**EXERCISE OBJECTIVE**
Every line from the one with "Parse this screenshot: output" through the end of the entries below should be written out exactly; the pictures should not.
Start DATA IN THIS EXERCISE
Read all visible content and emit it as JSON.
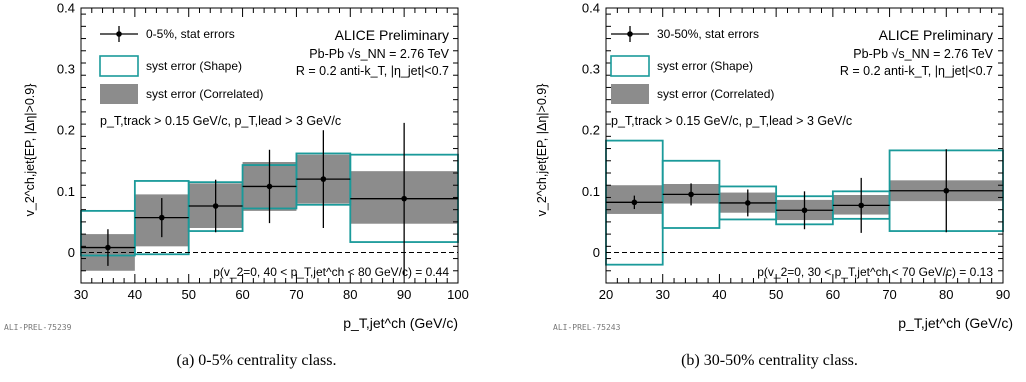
{
  "chart_data": [
    {
      "type": "scatter",
      "id": "a",
      "caption": "(a) 0-5% centrality class.",
      "preliminary_tag": "ALI-PREL-75239",
      "experiment_label": "ALICE Preliminary",
      "collision_line": "Pb-Pb √s_NN = 2.76 TeV",
      "jet_line": "R = 0.2 anti-k_T, |η_jet|<0.7",
      "cuts_line": "p_T,track > 0.15 GeV/c, p_T,lead > 3 GeV/c",
      "pvalue_line": "p(v_2=0, 40 < p_T,jet^ch < 80 GeV/c) = 0.44",
      "xlabel": "p_T,jet^ch (GeV/c)",
      "ylabel": "v_2^ch,jet{EP, |Δη|>0.9}",
      "xlim": [
        30,
        100
      ],
      "ylim": [
        -0.05,
        0.4
      ],
      "xticks": [
        "30",
        "40",
        "50",
        "60",
        "70",
        "80",
        "90",
        "100"
      ],
      "yticks": [
        "0",
        "0.1",
        "0.2",
        "0.3",
        "0.4"
      ],
      "legend": {
        "position": "top-left",
        "entries": [
          "0-5%, stat errors",
          "syst error (Shape)",
          "syst error (Correlated)"
        ]
      },
      "colors": {
        "shape": "#1a9a9a",
        "correlated": "#8c8c8c",
        "points": "#000000"
      },
      "bins": [
        {
          "x_low": 30,
          "x_high": 40,
          "x": 35,
          "y": 0.008,
          "stat": 0.03,
          "shape": [
            -0.005,
            0.068
          ],
          "corr": [
            -0.03,
            0.03
          ]
        },
        {
          "x_low": 40,
          "x_high": 50,
          "x": 45,
          "y": 0.057,
          "stat": 0.032,
          "shape": [
            -0.003,
            0.117
          ],
          "corr": [
            0.01,
            0.095
          ]
        },
        {
          "x_low": 50,
          "x_high": 60,
          "x": 55,
          "y": 0.076,
          "stat": 0.043,
          "shape": [
            0.035,
            0.115
          ],
          "corr": [
            0.04,
            0.113
          ]
        },
        {
          "x_low": 60,
          "x_high": 70,
          "x": 65,
          "y": 0.108,
          "stat": 0.06,
          "shape": [
            0.072,
            0.143
          ],
          "corr": [
            0.068,
            0.148
          ]
        },
        {
          "x_low": 70,
          "x_high": 80,
          "x": 75,
          "y": 0.12,
          "stat": 0.08,
          "shape": [
            0.078,
            0.162
          ],
          "corr": [
            0.08,
            0.16
          ]
        },
        {
          "x_low": 80,
          "x_high": 100,
          "x": 90,
          "y": 0.088,
          "stat": 0.124,
          "shape": [
            0.017,
            0.16
          ],
          "corr": [
            0.047,
            0.133
          ]
        }
      ]
    },
    {
      "type": "scatter",
      "id": "b",
      "caption": "(b) 30-50% centrality class.",
      "preliminary_tag": "ALI-PREL-75243",
      "experiment_label": "ALICE Preliminary",
      "collision_line": "Pb-Pb √s_NN = 2.76 TeV",
      "jet_line": "R = 0.2 anti-k_T, |η_jet|<0.7",
      "cuts_line": "p_T,track > 0.15 GeV/c, p_T,lead > 3 GeV/c",
      "pvalue_line": "p(v_2=0, 30 < p_T,jet^ch < 70 GeV/c) = 0.13",
      "xlabel": "p_T,jet^ch (GeV/c)",
      "ylabel": "v_2^ch,jet{EP, |Δη|>0.9}",
      "xlim": [
        20,
        90
      ],
      "ylim": [
        -0.05,
        0.4
      ],
      "xticks": [
        "20",
        "30",
        "40",
        "50",
        "60",
        "70",
        "80",
        "90"
      ],
      "yticks": [
        "0",
        "0.1",
        "0.2",
        "0.3",
        "0.4"
      ],
      "legend": {
        "position": "top-left",
        "entries": [
          "30-50%, stat errors",
          "syst error (Shape)",
          "syst error (Correlated)"
        ]
      },
      "colors": {
        "shape": "#1a9a9a",
        "correlated": "#8c8c8c",
        "points": "#000000"
      },
      "bins": [
        {
          "x_low": 20,
          "x_high": 30,
          "x": 25,
          "y": 0.082,
          "stat": 0.011,
          "shape": [
            -0.02,
            0.183
          ],
          "corr": [
            0.063,
            0.11
          ]
        },
        {
          "x_low": 30,
          "x_high": 40,
          "x": 35,
          "y": 0.095,
          "stat": 0.018,
          "shape": [
            0.04,
            0.15
          ],
          "corr": [
            0.08,
            0.112
          ]
        },
        {
          "x_low": 40,
          "x_high": 50,
          "x": 45,
          "y": 0.081,
          "stat": 0.022,
          "shape": [
            0.054,
            0.108
          ],
          "corr": [
            0.065,
            0.098
          ]
        },
        {
          "x_low": 50,
          "x_high": 60,
          "x": 55,
          "y": 0.069,
          "stat": 0.031,
          "shape": [
            0.046,
            0.092
          ],
          "corr": [
            0.053,
            0.086
          ]
        },
        {
          "x_low": 60,
          "x_high": 70,
          "x": 65,
          "y": 0.077,
          "stat": 0.045,
          "shape": [
            0.055,
            0.1
          ],
          "corr": [
            0.062,
            0.094
          ]
        },
        {
          "x_low": 70,
          "x_high": 90,
          "x": 80,
          "y": 0.101,
          "stat": 0.068,
          "shape": [
            0.035,
            0.167
          ],
          "corr": [
            0.084,
            0.118
          ]
        }
      ]
    }
  ]
}
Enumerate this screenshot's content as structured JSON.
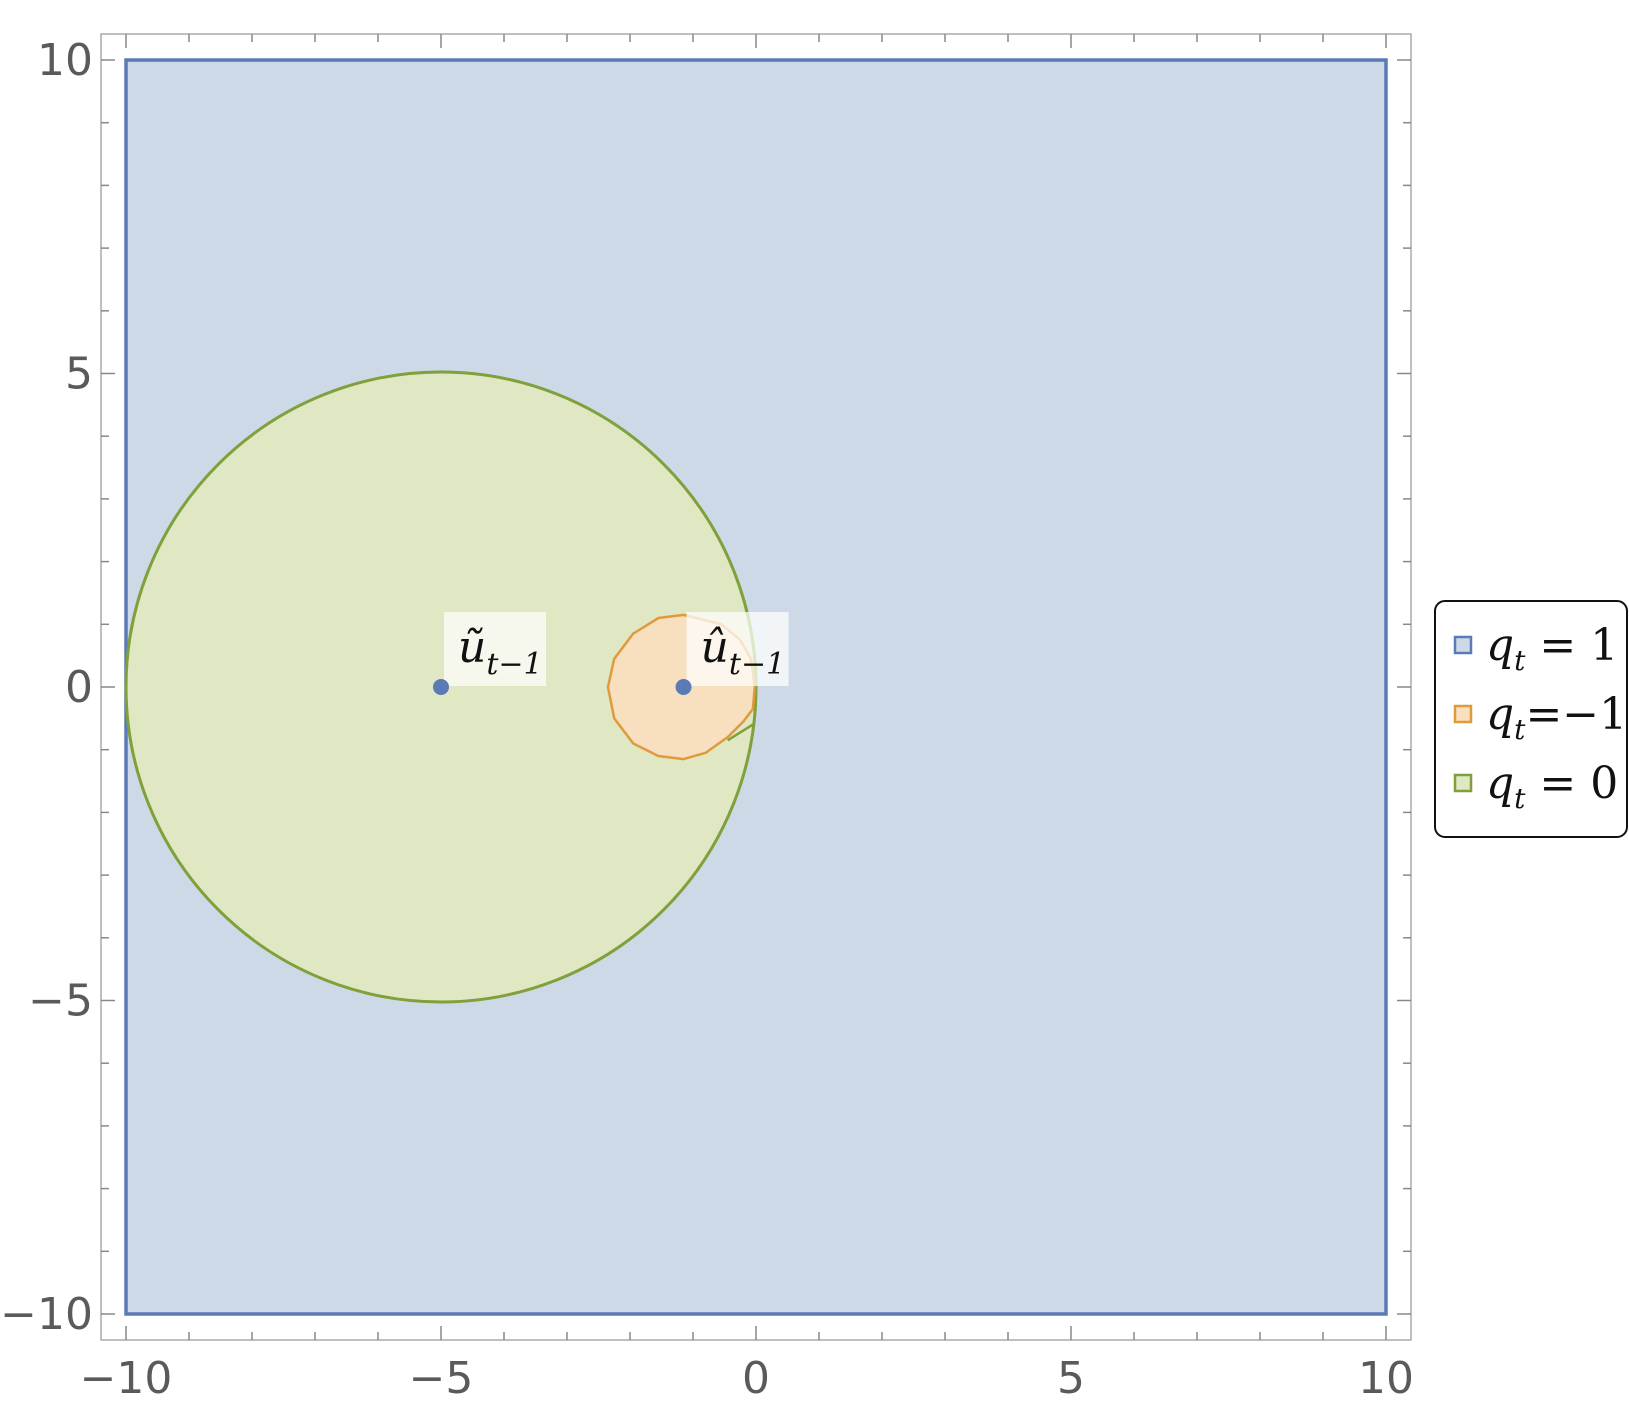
{
  "chart_data": {
    "type": "region",
    "xlim": [
      -10,
      10
    ],
    "ylim": [
      -10,
      10
    ],
    "x_ticks": [
      -10,
      -5,
      0,
      5,
      10
    ],
    "y_ticks": [
      -10,
      -5,
      0,
      5,
      10
    ],
    "x_tick_labels": [
      "−10",
      "−5",
      "0",
      "5",
      "10"
    ],
    "y_tick_labels": [
      "−10",
      "−5",
      "0",
      "5",
      "10"
    ],
    "grid": false,
    "legend_position": "right",
    "regions": [
      {
        "name_main": "q",
        "name_sub": "t",
        "name_rest": " = 1",
        "shape": "rectangle",
        "x": [
          -10,
          10
        ],
        "y": [
          -10,
          10
        ],
        "fill": "#cdd9e7",
        "stroke": "#5a7bb5"
      },
      {
        "name_main": "q",
        "name_sub": "t",
        "name_rest": " = 0",
        "shape": "circle",
        "center": [
          -5,
          0
        ],
        "radius": 5,
        "fill": "#dfe7c3",
        "stroke": "#7fa03a"
      },
      {
        "name_main": "q",
        "name_sub": "t",
        "name_rest": "=−1",
        "shape": "polygon",
        "points": [
          [
            -1.15,
            1.15
          ],
          [
            -1.55,
            1.1
          ],
          [
            -1.95,
            0.85
          ],
          [
            -2.25,
            0.45
          ],
          [
            -2.35,
            0.0
          ],
          [
            -2.25,
            -0.5
          ],
          [
            -1.95,
            -0.9
          ],
          [
            -1.55,
            -1.1
          ],
          [
            -1.15,
            -1.15
          ],
          [
            -0.8,
            -1.05
          ],
          [
            -0.45,
            -0.8
          ],
          [
            -0.2,
            -0.55
          ],
          [
            -0.05,
            -0.35
          ],
          [
            -0.02,
            0.0
          ],
          [
            -0.08,
            0.45
          ],
          [
            -0.25,
            0.75
          ],
          [
            -0.55,
            1.0
          ]
        ],
        "fill": "#f7dfbf",
        "stroke": "#e09a3c"
      }
    ],
    "points": [
      {
        "x": -5,
        "y": 0,
        "label_main": "ũ",
        "label_sub": "t−1",
        "color": "#5a7bb5"
      },
      {
        "x": -1.15,
        "y": 0,
        "label_main": "û",
        "label_sub": "t−1",
        "color": "#5a7bb5"
      }
    ]
  }
}
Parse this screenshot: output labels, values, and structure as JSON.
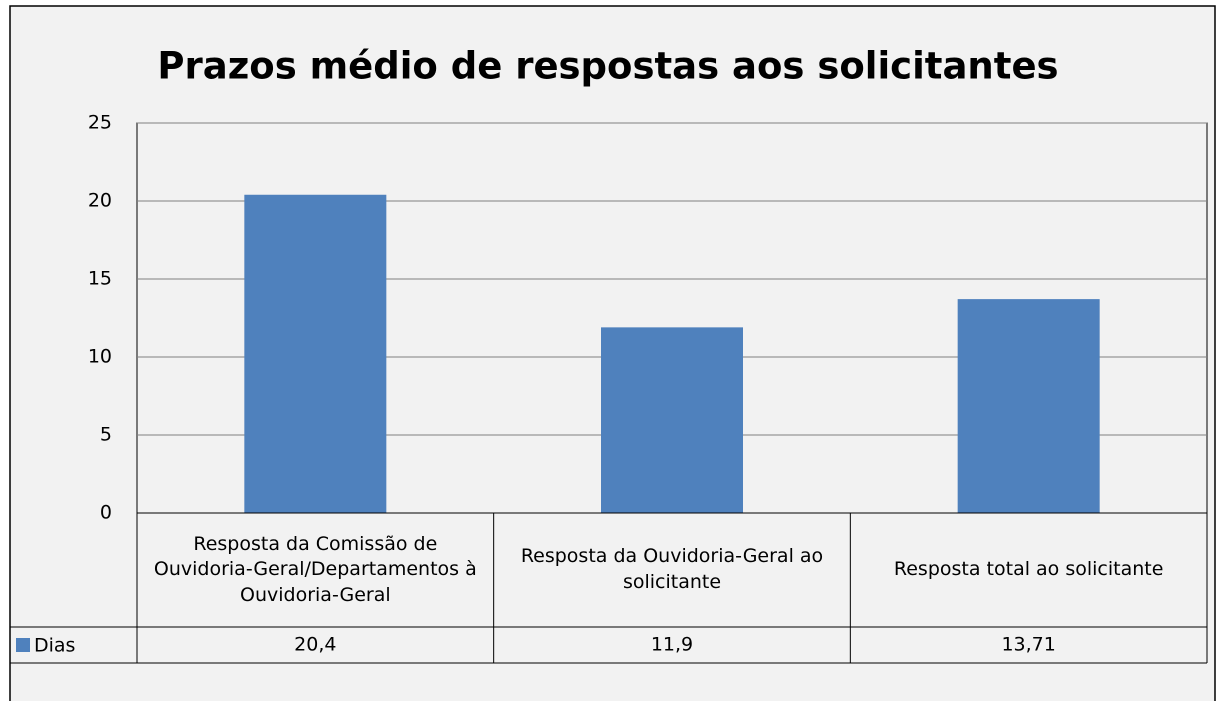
{
  "chart_data": {
    "type": "bar",
    "title": "Prazos médio de respostas aos solicitantes",
    "categories": [
      "Resposta da Comissão de Ouvidoria-Geral/Departamentos à Ouvidoria-Geral",
      "Resposta da Ouvidoria-Geral ao solicitante",
      "Resposta total ao solicitante"
    ],
    "series": [
      {
        "name": "Dias",
        "color": "#4f81bd",
        "values": [
          20.4,
          11.9,
          13.71
        ],
        "value_labels": [
          "20,4",
          "11,9",
          "13,71"
        ]
      }
    ],
    "ylim": [
      0,
      25
    ],
    "yticks": [
      0,
      5,
      10,
      15,
      20,
      25
    ],
    "grid": true,
    "data_table": true
  }
}
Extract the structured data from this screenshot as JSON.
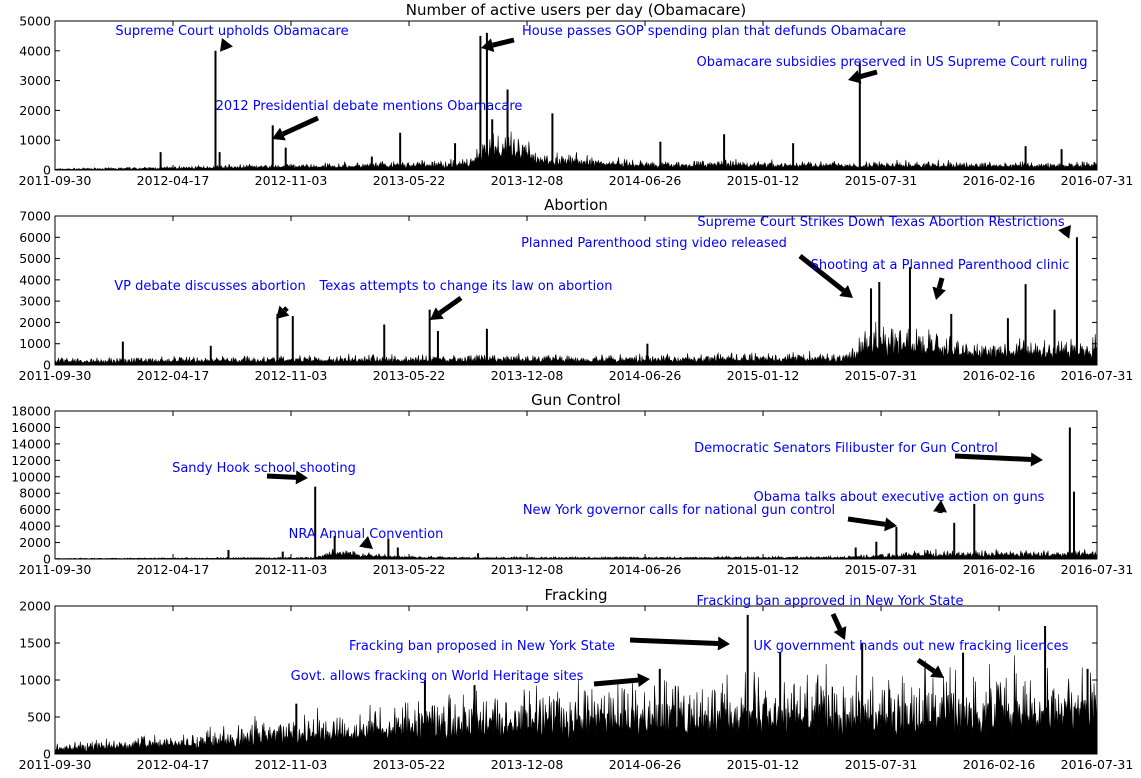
End DATA IN THIS EXERCISE
**THE COMPLETED TASK**
Parse this screenshot: output labels, values, and structure as JSON.
{
  "chart_data": {
    "type": "bar",
    "title": "Prazos médio de respostas aos solicitantes",
    "categories": [
      "Resposta da Comissão de Ouvidoria-Geral/Departamentos à Ouvidoria-Geral",
      "Resposta da Ouvidoria-Geral ao solicitante",
      "Resposta total ao solicitante"
    ],
    "series": [
      {
        "name": "Dias",
        "color": "#4f81bd",
        "values": [
          20.4,
          11.9,
          13.71
        ],
        "value_labels": [
          "20,4",
          "11,9",
          "13,71"
        ]
      }
    ],
    "ylim": [
      0,
      25
    ],
    "yticks": [
      0,
      5,
      10,
      15,
      20,
      25
    ],
    "grid": true,
    "data_table": true
  }
}
Extract the structured data from this screenshot as JSON.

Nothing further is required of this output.